Aim — Copy the material below word for word, from the line containing "period-label: Período principal" through the line containing "legend-dot xyxy=(492,597,499,604)", with both of those lines included.

Data for this task —
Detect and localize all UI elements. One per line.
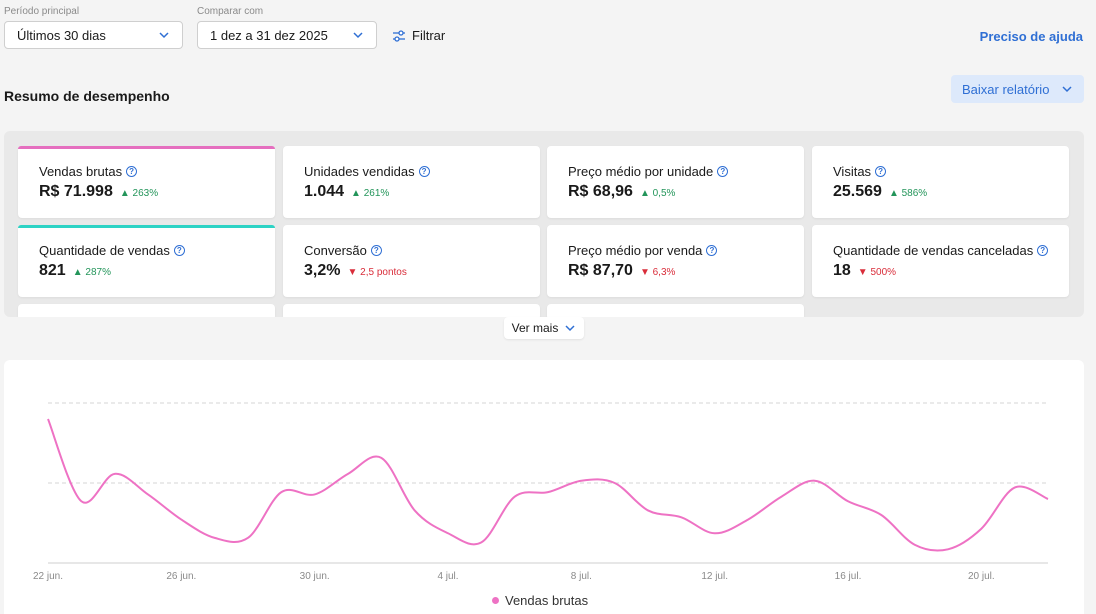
period-label: Período principal xyxy=(4,6,80,17)
kpi-delta: ▼ 2,5 pontos xyxy=(347,267,407,278)
filter-button-label: Filtrar xyxy=(412,28,446,43)
kpi-card-conversion[interactable]: Conversão? 3,2% ▼ 2,5 pontos xyxy=(283,225,540,297)
kpi-title: Vendas brutas xyxy=(39,164,123,179)
x-tick-label: 26 jun. xyxy=(166,571,196,582)
info-icon[interactable]: ? xyxy=(1037,245,1049,256)
legend-dot xyxy=(492,597,499,604)
compare-label: Comparar com xyxy=(197,6,264,17)
period-select[interactable]: Últimos 30 dias xyxy=(4,21,183,49)
kpi-value: R$ 68,96 xyxy=(568,183,633,200)
kpi-panel: Vendas brutas? R$ 71.998 ▲ 263% Unidades … xyxy=(4,131,1084,317)
kpi-title: Unidades vendidas xyxy=(304,164,415,179)
x-tick-label: 22 jun. xyxy=(33,571,63,582)
kpi-card-stub xyxy=(18,304,275,317)
kpi-value: R$ 87,70 xyxy=(568,262,633,279)
download-report-label: Baixar relatório xyxy=(962,81,1050,97)
download-report-button[interactable]: Baixar relatório xyxy=(951,75,1084,103)
kpi-card-units-sold[interactable]: Unidades vendidas? 1.044 ▲ 261% xyxy=(283,146,540,218)
kpi-title: Visitas xyxy=(833,164,872,179)
chevron-down-icon xyxy=(565,325,575,332)
kpi-card-avg-price-unit[interactable]: Preço médio por unidade? R$ 68,96 ▲ 0,5% xyxy=(547,146,804,218)
compare-filter: Comparar com 1 dez a 31 dez 2025 xyxy=(197,6,377,49)
x-tick-label: 30 jun. xyxy=(300,571,330,582)
compare-select[interactable]: 1 dez a 31 dez 2025 xyxy=(197,21,377,49)
chevron-down-icon xyxy=(159,32,169,39)
info-icon[interactable]: ? xyxy=(706,245,718,256)
compare-value: 1 dez a 31 dez 2025 xyxy=(210,27,328,43)
period-filter: Período principal Últimos 30 dias xyxy=(4,6,183,49)
info-icon[interactable]: ? xyxy=(875,166,887,177)
kpi-delta: ▲ 586% xyxy=(888,188,928,199)
help-link[interactable]: Preciso de ajuda xyxy=(980,29,1083,44)
kpi-value: 821 xyxy=(39,262,66,279)
x-tick-label: 16 jul. xyxy=(835,571,862,582)
series-line-vendas-brutas xyxy=(47,418,1049,552)
kpi-card-gross-sales[interactable]: Vendas brutas? R$ 71.998 ▲ 263% xyxy=(18,146,275,218)
kpi-title: Preço médio por unidade xyxy=(568,164,714,179)
kpi-card-sales-count[interactable]: Quantidade de vendas? 821 ▲ 287% xyxy=(18,225,275,297)
x-tick-label: 4 jul. xyxy=(437,571,458,582)
period-value: Últimos 30 dias xyxy=(17,27,106,43)
chevron-down-icon xyxy=(353,32,363,39)
info-icon[interactable]: ? xyxy=(173,245,185,256)
section-title: Resumo de desempenho xyxy=(4,88,170,104)
sales-chart-card: 22 jun. 26 jun. 30 jun. 4 jul. 8 jul. 12 jul.… xyxy=(4,360,1084,614)
kpi-title: Quantidade de vendas canceladas xyxy=(833,243,1034,258)
info-icon[interactable]: ? xyxy=(126,166,138,177)
see-more-button[interactable]: Ver mais xyxy=(504,317,584,339)
chart-legend: Vendas brutas xyxy=(492,593,588,608)
kpi-delta: ▲ 287% xyxy=(72,267,111,278)
kpi-delta: ▲ 261% xyxy=(351,188,390,199)
filter-sliders-icon xyxy=(393,29,405,42)
legend-label: Vendas brutas xyxy=(505,593,589,608)
chevron-down-icon xyxy=(1062,86,1072,93)
kpi-card-stub xyxy=(283,304,540,317)
filter-button[interactable]: Filtrar xyxy=(392,28,445,43)
kpi-card-canceled-sales[interactable]: Quantidade de vendas canceladas? 18 ▼ 500… xyxy=(812,225,1069,297)
kpi-title: Quantidade de vendas xyxy=(39,243,170,258)
x-tick-label: 8 jul. xyxy=(571,571,592,582)
see-more-label: Ver mais xyxy=(511,321,559,335)
sales-line-chart: 22 jun. 26 jun. 30 jun. 4 jul. 8 jul. 12 jul.… xyxy=(33,402,1049,582)
info-icon[interactable]: ? xyxy=(418,166,430,177)
kpi-title: Preço médio por venda xyxy=(568,243,703,258)
kpi-card-avg-price-sale[interactable]: Preço médio por venda? R$ 87,70 ▼ 6,3% xyxy=(547,225,804,297)
info-icon[interactable]: ? xyxy=(717,166,729,177)
kpi-value: 25.569 xyxy=(833,183,882,200)
info-icon[interactable]: ? xyxy=(370,245,382,256)
x-tick-label: 12 jul. xyxy=(701,571,728,582)
kpi-value: 1.044 xyxy=(304,183,345,200)
kpi-value: 18 xyxy=(833,262,851,279)
kpi-delta: ▼ 500% xyxy=(857,267,897,278)
kpi-delta: ▲ 263% xyxy=(119,188,159,199)
kpi-delta: ▲ 0,5% xyxy=(639,188,676,199)
kpi-title: Conversão xyxy=(304,243,367,258)
kpi-value: 3,2% xyxy=(304,262,341,279)
kpi-card-visits[interactable]: Visitas? 25.569 ▲ 586% xyxy=(812,146,1069,218)
kpi-value: R$ 71.998 xyxy=(39,183,113,200)
kpi-accent xyxy=(18,146,275,149)
kpi-accent xyxy=(18,225,275,228)
kpi-card-stub xyxy=(547,304,804,317)
kpi-delta: ▼ 6,3% xyxy=(639,267,676,278)
x-tick-label: 20 jul. xyxy=(968,571,995,582)
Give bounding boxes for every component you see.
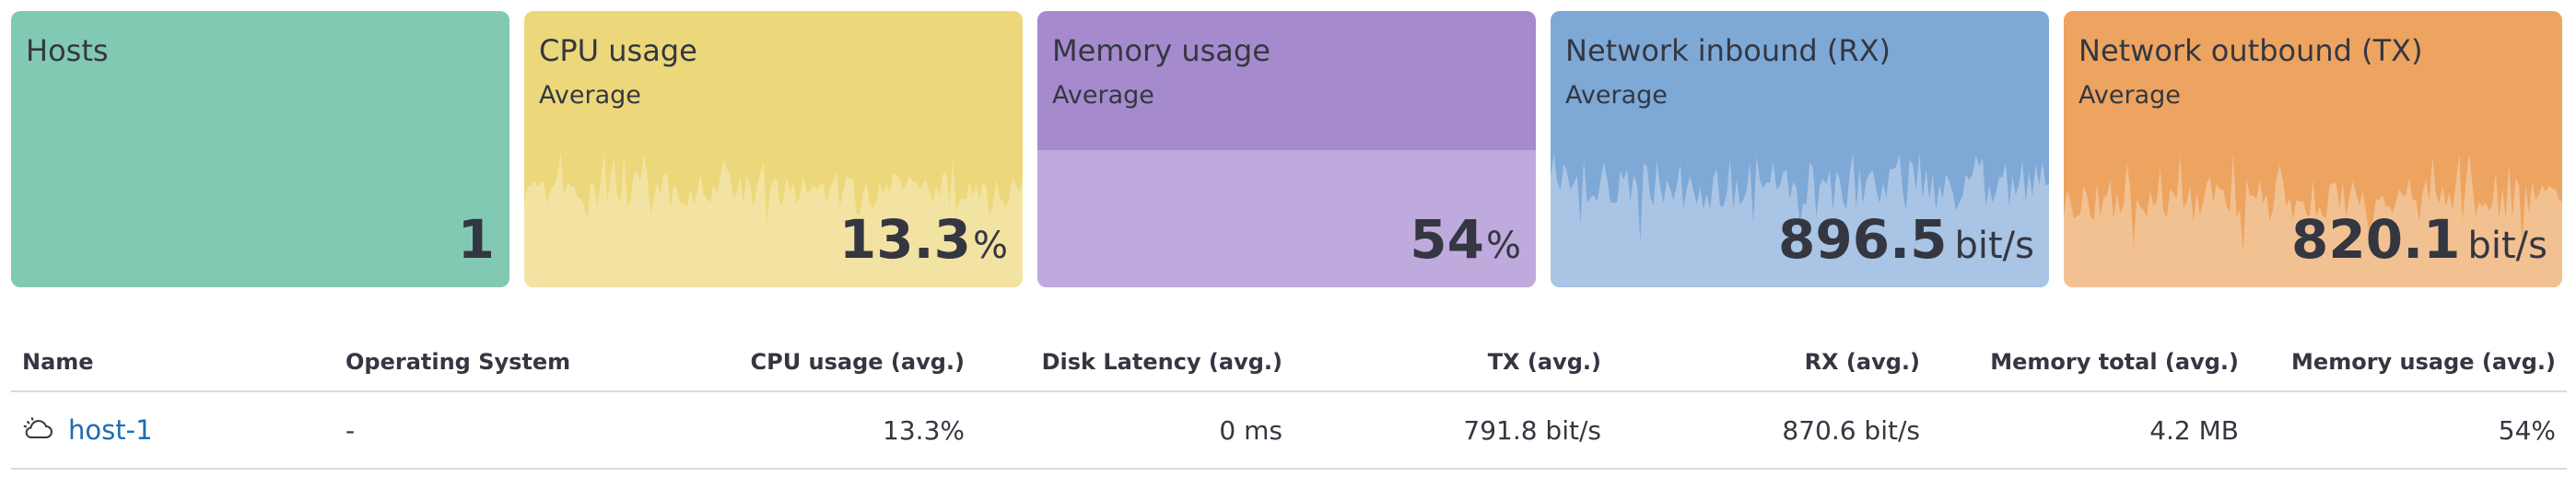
table-header-row: Name Operating System CPU usage (avg.) D…	[11, 333, 2567, 392]
column-header-memory-usage[interactable]: Memory usage (avg.)	[2239, 333, 2567, 392]
column-header-rx[interactable]: RX (avg.)	[1601, 333, 1920, 392]
network-inbound-card[interactable]: Network inbound (RX) Average 896.5 bit/s	[1551, 11, 2049, 287]
memory-usage-card-subtitle: Average	[1052, 81, 1154, 110]
memory-usage-value: 54	[1410, 208, 1484, 271]
table-row: host-1 - 13.3% 0 ms 791.8 bit/s 870.6 bi…	[11, 391, 2567, 470]
cell-tx: 791.8 bit/s	[1282, 391, 1601, 470]
cell-cpu: 13.3%	[688, 391, 965, 470]
cpu-usage-card-metric: 13.3 %	[839, 208, 1008, 271]
network-outbound-unit: bit/s	[2467, 225, 2547, 267]
column-header-disk-latency[interactable]: Disk Latency (avg.)	[965, 333, 1282, 392]
network-outbound-value: 820.1	[2291, 208, 2461, 271]
network-outbound-card-subtitle: Average	[2078, 81, 2181, 110]
cell-memory-usage: 54%	[2239, 391, 2567, 470]
network-inbound-unit: bit/s	[1954, 225, 2034, 267]
cloud-icon	[22, 413, 53, 448]
host-name-link[interactable]: host-1	[68, 414, 153, 446]
network-inbound-card-metric: 896.5 bit/s	[1778, 208, 2034, 271]
cpu-usage-card[interactable]: CPU usage Average 13.3 %	[524, 11, 1023, 287]
cell-name: host-1	[11, 391, 345, 470]
network-outbound-card-metric: 820.1 bit/s	[2291, 208, 2547, 271]
cpu-usage-card-subtitle: Average	[539, 81, 641, 110]
memory-usage-unit: %	[1485, 225, 1521, 267]
cpu-usage-card-title: CPU usage	[539, 33, 697, 68]
cell-rx: 870.6 bit/s	[1601, 391, 1920, 470]
network-inbound-card-subtitle: Average	[1565, 81, 1668, 110]
cpu-usage-value: 13.3	[838, 208, 971, 271]
memory-usage-card-metric: 54 %	[1410, 208, 1521, 271]
network-outbound-card[interactable]: Network outbound (TX) Average 820.1 bit/…	[2064, 11, 2562, 287]
cell-os: -	[345, 391, 688, 470]
hosts-count: 1	[457, 208, 495, 271]
column-header-cpu[interactable]: CPU usage (avg.)	[688, 333, 965, 392]
column-header-tx[interactable]: TX (avg.)	[1282, 333, 1601, 392]
column-header-name[interactable]: Name	[11, 333, 345, 392]
metric-cards: Hosts 1 CPU usage Average 13.3 % Memory …	[11, 11, 2562, 287]
column-header-os[interactable]: Operating System	[345, 333, 688, 392]
cpu-usage-unit: %	[972, 225, 1008, 267]
hosts-card[interactable]: Hosts 1	[11, 11, 509, 287]
memory-usage-card-title: Memory usage	[1052, 33, 1270, 68]
network-inbound-card-title: Network inbound (RX)	[1565, 33, 1891, 68]
hosts-table: Name Operating System CPU usage (avg.) D…	[11, 333, 2567, 470]
memory-usage-card[interactable]: Memory usage Average 54 %	[1037, 11, 1536, 287]
hosts-card-title: Hosts	[26, 33, 109, 68]
network-outbound-card-title: Network outbound (TX)	[2078, 33, 2423, 68]
network-inbound-value: 896.5	[1778, 208, 1948, 271]
hosts-card-metric: 1	[458, 208, 495, 271]
column-header-memory-total[interactable]: Memory total (avg.)	[1920, 333, 2239, 392]
cell-disk-latency: 0 ms	[965, 391, 1282, 470]
cell-memory-total: 4.2 MB	[1920, 391, 2239, 470]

Task answer —
period-label: Período principal xyxy=(4,6,80,17)
kpi-delta: ▼ 2,5 pontos xyxy=(347,267,407,278)
filter-button-label: Filtrar xyxy=(412,28,446,43)
kpi-card-conversion[interactable]: Conversão? 3,2% ▼ 2,5 pontos xyxy=(283,225,540,297)
kpi-title: Vendas brutas xyxy=(39,164,123,179)
x-tick-label: 26 jun. xyxy=(166,571,196,582)
info-icon[interactable]: ? xyxy=(1037,245,1049,256)
legend-dot xyxy=(492,597,499,604)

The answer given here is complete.